(begin)

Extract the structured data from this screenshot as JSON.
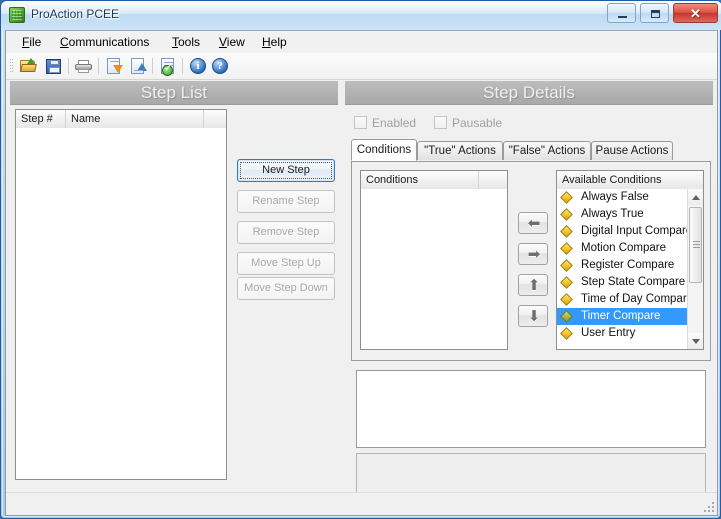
{
  "window": {
    "title": "ProAction PCEE",
    "app_icon": "app-green-icon",
    "caption": {
      "minimize": "minimize-icon",
      "maximize": "maximize-icon",
      "close": "✕"
    }
  },
  "menubar": {
    "items": [
      {
        "label": "File",
        "accel": "F"
      },
      {
        "label": "Communications",
        "accel": "C"
      },
      {
        "label": "Tools",
        "accel": "T"
      },
      {
        "label": "View",
        "accel": "V"
      },
      {
        "label": "Help",
        "accel": "H"
      }
    ]
  },
  "toolbar": {
    "buttons": [
      {
        "name": "open-file-icon",
        "tip": "Open"
      },
      {
        "name": "save-file-icon",
        "tip": "Save"
      },
      {
        "name": "print-icon",
        "tip": "Print"
      },
      {
        "name": "download-icon",
        "tip": "Download"
      },
      {
        "name": "upload-icon",
        "tip": "Upload"
      },
      {
        "name": "verify-document-icon",
        "tip": "Verify"
      },
      {
        "name": "info-icon",
        "tip": "Info",
        "glyph": "i"
      },
      {
        "name": "help-icon",
        "tip": "Help",
        "glyph": "?"
      }
    ]
  },
  "step_list": {
    "title": "Step List",
    "columns": [
      "Step #",
      "Name"
    ],
    "rows": [],
    "buttons": [
      {
        "label": "New Step",
        "state": "default"
      },
      {
        "label": "Rename Step",
        "state": "disabled"
      },
      {
        "label": "Remove Step",
        "state": "disabled"
      },
      {
        "label": "Move Step Up",
        "state": "disabled"
      },
      {
        "label": "Move Step Down",
        "state": "disabled"
      }
    ]
  },
  "step_details": {
    "title": "Step Details",
    "checkboxes": [
      {
        "label": "Enabled",
        "checked": false,
        "enabled": false
      },
      {
        "label": "Pausable",
        "checked": false,
        "enabled": false
      }
    ],
    "tabs": [
      {
        "label": "Conditions",
        "active": true
      },
      {
        "label": "\"True\" Actions",
        "active": false
      },
      {
        "label": "\"False\" Actions",
        "active": false
      },
      {
        "label": "Pause Actions",
        "active": false
      }
    ],
    "conditions_list": {
      "columns": [
        "Conditions",
        ""
      ],
      "rows": []
    },
    "transfer_buttons": [
      {
        "name": "move-left-button",
        "glyph": "⬅"
      },
      {
        "name": "move-right-button",
        "glyph": "➡"
      },
      {
        "name": "move-up-button",
        "glyph": "⬆"
      },
      {
        "name": "move-down-button",
        "glyph": "⬇"
      }
    ],
    "available_conditions": {
      "header": "Available Conditions",
      "items": [
        {
          "label": "Always False",
          "selected": false
        },
        {
          "label": "Always True",
          "selected": false
        },
        {
          "label": "Digital Input Compare",
          "selected": false
        },
        {
          "label": "Motion Compare",
          "selected": false
        },
        {
          "label": "Register Compare",
          "selected": false
        },
        {
          "label": "Step State Compare",
          "selected": false
        },
        {
          "label": "Time of Day Compare",
          "selected": false
        },
        {
          "label": "Timer Compare",
          "selected": true
        },
        {
          "label": "User Entry",
          "selected": false
        }
      ]
    },
    "detail_pane": "",
    "description_pane": ""
  },
  "statusbar": {
    "text": ""
  },
  "colors": {
    "panel_header_bg": "#b2b2b2",
    "panel_header_text": "#efefef",
    "selection_blue": "#3399ff",
    "default_button_border": "#2e7cc4",
    "diamond_gold": "#f6c51f",
    "title_text": "#16395c"
  }
}
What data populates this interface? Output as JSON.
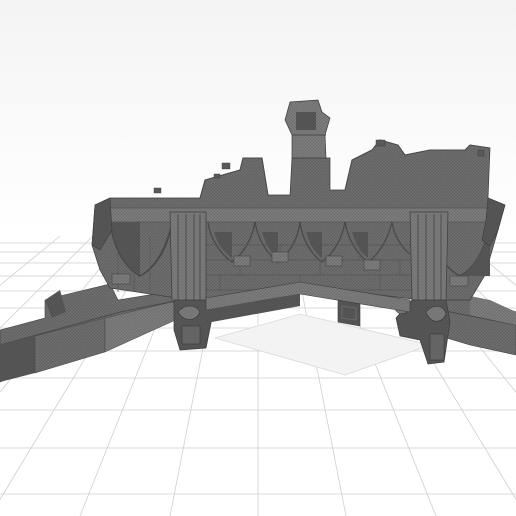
{
  "viewport": {
    "background": "#ffffff",
    "grid_color": "#c8c8c8",
    "model_color": "#6b6b6b",
    "model_shadow": "#4a4a4a",
    "model_highlight": "#8a8a8a"
  },
  "scene": {
    "model_name_icon": "gothic-ruin-wall-model",
    "grid_name": "ground-grid"
  }
}
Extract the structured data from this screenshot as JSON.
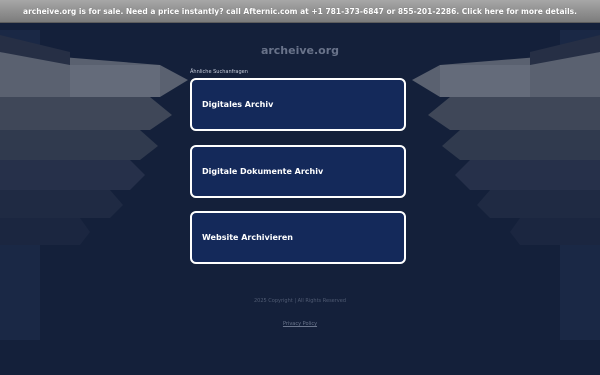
{
  "banner": {
    "text": "archeive.org is for sale. Need a price instantly? call Afternic.com at +1 781-373-6847 or 855-201-2286. Click here for more details."
  },
  "site": {
    "title": "archeive.org"
  },
  "related": {
    "label": "Ähnliche Suchanfragen",
    "links": [
      {
        "label": "Digitales Archiv"
      },
      {
        "label": "Digitale Dokumente Archiv"
      },
      {
        "label": "Website Archivieren"
      }
    ]
  },
  "footer": {
    "copyright": "2025 Copyright | All Rights Reserved",
    "privacy": "Privacy Policy"
  },
  "colors": {
    "background": "#14203a",
    "box_fill": "#14295a",
    "box_border": "#ffffff",
    "banner": "#8f8f8f"
  }
}
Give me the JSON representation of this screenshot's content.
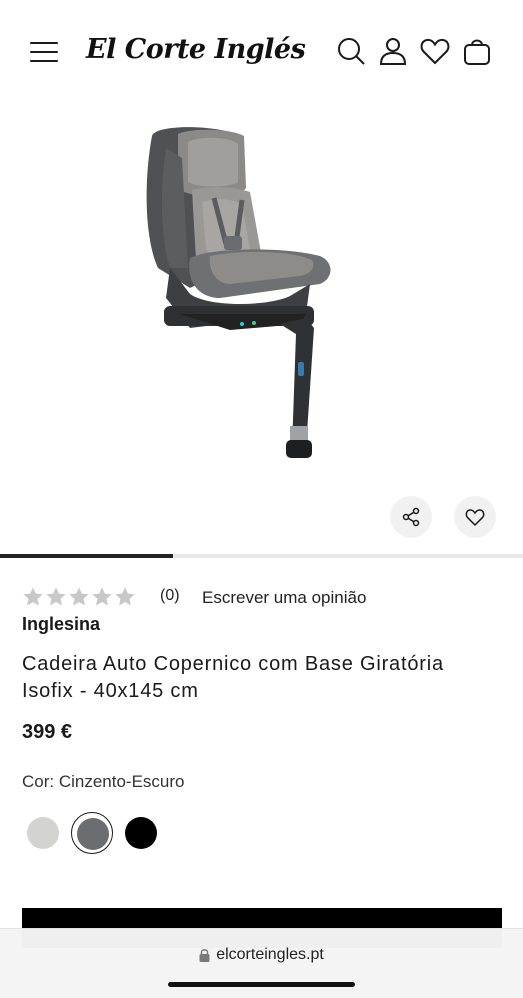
{
  "header": {
    "logo_text": "El Corte Inglés",
    "icons": [
      "menu-icon",
      "search-icon",
      "user-icon",
      "heart-icon",
      "bag-icon"
    ]
  },
  "gallery": {
    "image_alt": "Cadeira Auto Copernico com Base Giratória Isofix",
    "share_icon": "share-icon",
    "wishlist_icon": "heart-icon",
    "progress": 0.33
  },
  "rating": {
    "stars_filled": 0,
    "stars_total": 5,
    "count": "(0)",
    "write_review": "Escrever uma opinião"
  },
  "product": {
    "brand": "Inglesina",
    "title": "Cadeira Auto Copernico com Base Giratória Isofix - 40x145 cm",
    "price": "399 €",
    "color_label": "Cor: Cinzento-Escuro"
  },
  "swatches": [
    {
      "name": "Cinzento-Claro",
      "color": "#d3d3d0",
      "selected": false
    },
    {
      "name": "Cinzento-Escuro",
      "color": "#6b6e70",
      "selected": true
    },
    {
      "name": "Preto",
      "color": "#000000",
      "selected": false
    }
  ],
  "colors": {
    "accent": "#000000",
    "star_empty": "#c8c8c8",
    "button_bg": "#f1f1f1"
  },
  "browser": {
    "url": "elcorteingles.pt",
    "lock_icon": "lock-icon"
  }
}
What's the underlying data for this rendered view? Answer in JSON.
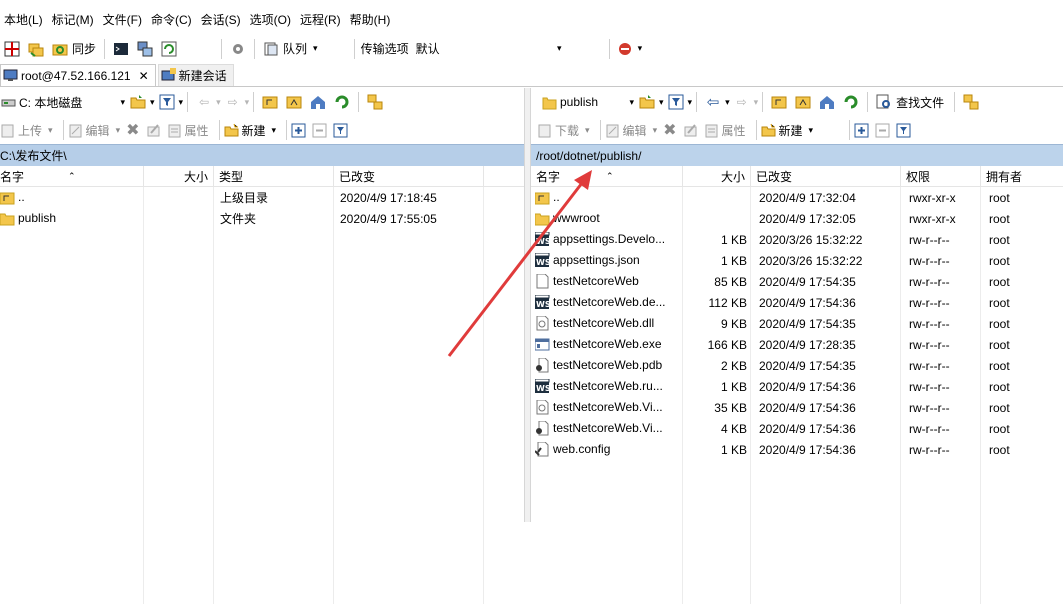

(end)

→ **Exercise prompt**
Search the entries for the string "heart" and collect each line that has it.

→ **Solution to this task**
      "heart-icon",
    "wishlist_icon": "heart-icon",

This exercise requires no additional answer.